(Figure collection entries)
■ ■ ■

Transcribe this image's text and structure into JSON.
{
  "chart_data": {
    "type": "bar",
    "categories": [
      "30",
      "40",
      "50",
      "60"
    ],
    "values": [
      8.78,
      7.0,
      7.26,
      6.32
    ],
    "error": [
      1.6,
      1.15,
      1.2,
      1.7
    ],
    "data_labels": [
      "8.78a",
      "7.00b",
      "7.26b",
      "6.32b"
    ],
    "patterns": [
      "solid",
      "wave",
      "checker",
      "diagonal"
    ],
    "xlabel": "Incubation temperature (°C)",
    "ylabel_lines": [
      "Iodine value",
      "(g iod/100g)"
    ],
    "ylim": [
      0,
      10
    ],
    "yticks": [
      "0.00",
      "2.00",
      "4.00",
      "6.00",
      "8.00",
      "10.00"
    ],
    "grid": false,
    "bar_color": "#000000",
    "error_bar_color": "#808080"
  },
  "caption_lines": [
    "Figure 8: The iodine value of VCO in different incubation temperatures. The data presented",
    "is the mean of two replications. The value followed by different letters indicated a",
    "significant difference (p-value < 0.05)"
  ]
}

■ ■ ■

=== OBJECTIVE ===
Please repeat all the records above exactly as they appear.

=== ANSWER BELOW ===
Transcribe this image's text and structure into JSON.
{
  "chart_data": {
    "type": "bar",
    "categories": [
      "30",
      "40",
      "50",
      "60"
    ],
    "values": [
      8.78,
      7.0,
      7.26,
      6.32
    ],
    "error": [
      1.6,
      1.15,
      1.2,
      1.7
    ],
    "data_labels": [
      "8.78a",
      "7.00b",
      "7.26b",
      "6.32b"
    ],
    "patterns": [
      "solid",
      "wave",
      "checker",
      "diagonal"
    ],
    "xlabel": "Incubation temperature (°C)",
    "ylabel_lines": [
      "Iodine value",
      "(g iod/100g)"
    ],
    "ylim": [
      0,
      10
    ],
    "yticks": [
      "0.00",
      "2.00",
      "4.00",
      "6.00",
      "8.00",
      "10.00"
    ],
    "grid": false,
    "bar_color": "#000000",
    "error_bar_color": "#808080"
  },
  "caption_lines": [
    "Figure 8: The iodine value of VCO in different incubation temperatures. The data presented",
    "is the mean of two replications. The value followed by different letters indicated a",
    "significant difference (p-value < 0.05)"
  ]
}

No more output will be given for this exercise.